**WHAT IS EXPECTED**
Extract all lines containing "Demo".

— START OF EXERCISE INPUT —

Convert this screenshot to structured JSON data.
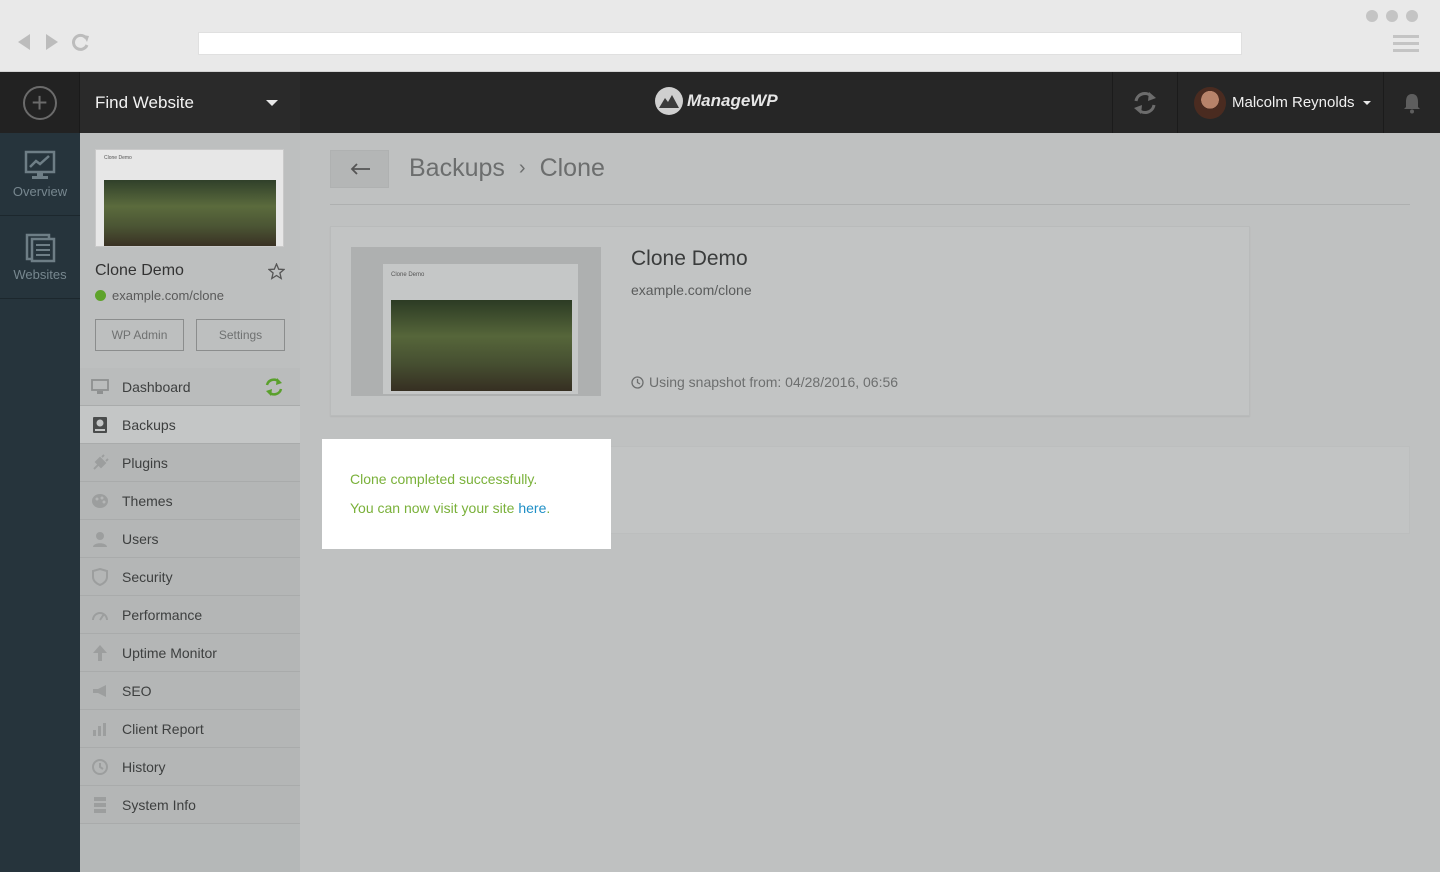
{
  "topbar": {
    "find_website_label": "Find Website",
    "logo_text": "ManageWP",
    "user_name": "Malcolm Reynolds"
  },
  "rail": {
    "items": [
      {
        "label": "Overview",
        "icon": "chart-monitor-icon"
      },
      {
        "label": "Websites",
        "icon": "pages-icon"
      }
    ]
  },
  "site": {
    "name": "Clone Demo",
    "url": "example.com/clone",
    "wp_admin_label": "WP Admin",
    "settings_label": "Settings",
    "thumb_title": "Clone Demo"
  },
  "menu": [
    {
      "label": "Dashboard",
      "icon": "monitor-icon"
    },
    {
      "label": "Backups",
      "icon": "backup-drive-icon"
    },
    {
      "label": "Plugins",
      "icon": "plug-icon"
    },
    {
      "label": "Themes",
      "icon": "palette-icon"
    },
    {
      "label": "Users",
      "icon": "user-icon"
    },
    {
      "label": "Security",
      "icon": "shield-icon"
    },
    {
      "label": "Performance",
      "icon": "speedometer-icon"
    },
    {
      "label": "Uptime Monitor",
      "icon": "arrow-up-icon"
    },
    {
      "label": "SEO",
      "icon": "megaphone-icon"
    },
    {
      "label": "Client Report",
      "icon": "report-chart-icon"
    },
    {
      "label": "History",
      "icon": "clock-icon"
    },
    {
      "label": "System Info",
      "icon": "server-icon"
    }
  ],
  "main": {
    "breadcrumb": {
      "parent": "Backups",
      "separator": "›",
      "current": "Clone"
    },
    "detail": {
      "title": "Clone Demo",
      "url": "example.com/clone",
      "snapshot_text": "Using snapshot from: 04/28/2016, 06:56"
    },
    "success": {
      "line1": "Clone completed successfully.",
      "line2_prefix": "You can now visit your site ",
      "link_text": "here",
      "line2_suffix": "."
    }
  },
  "colors": {
    "accent_green": "#7ab13a",
    "link_blue": "#1f8fc6",
    "rail_bg": "#26343c",
    "topbar_bg": "#262626"
  }
}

— END OF EXERCISE INPUT —

**WRITTEN ANSWER**
    "name": "Clone Demo",
    "thumb_title": "Clone Demo"
      "title": "Clone Demo",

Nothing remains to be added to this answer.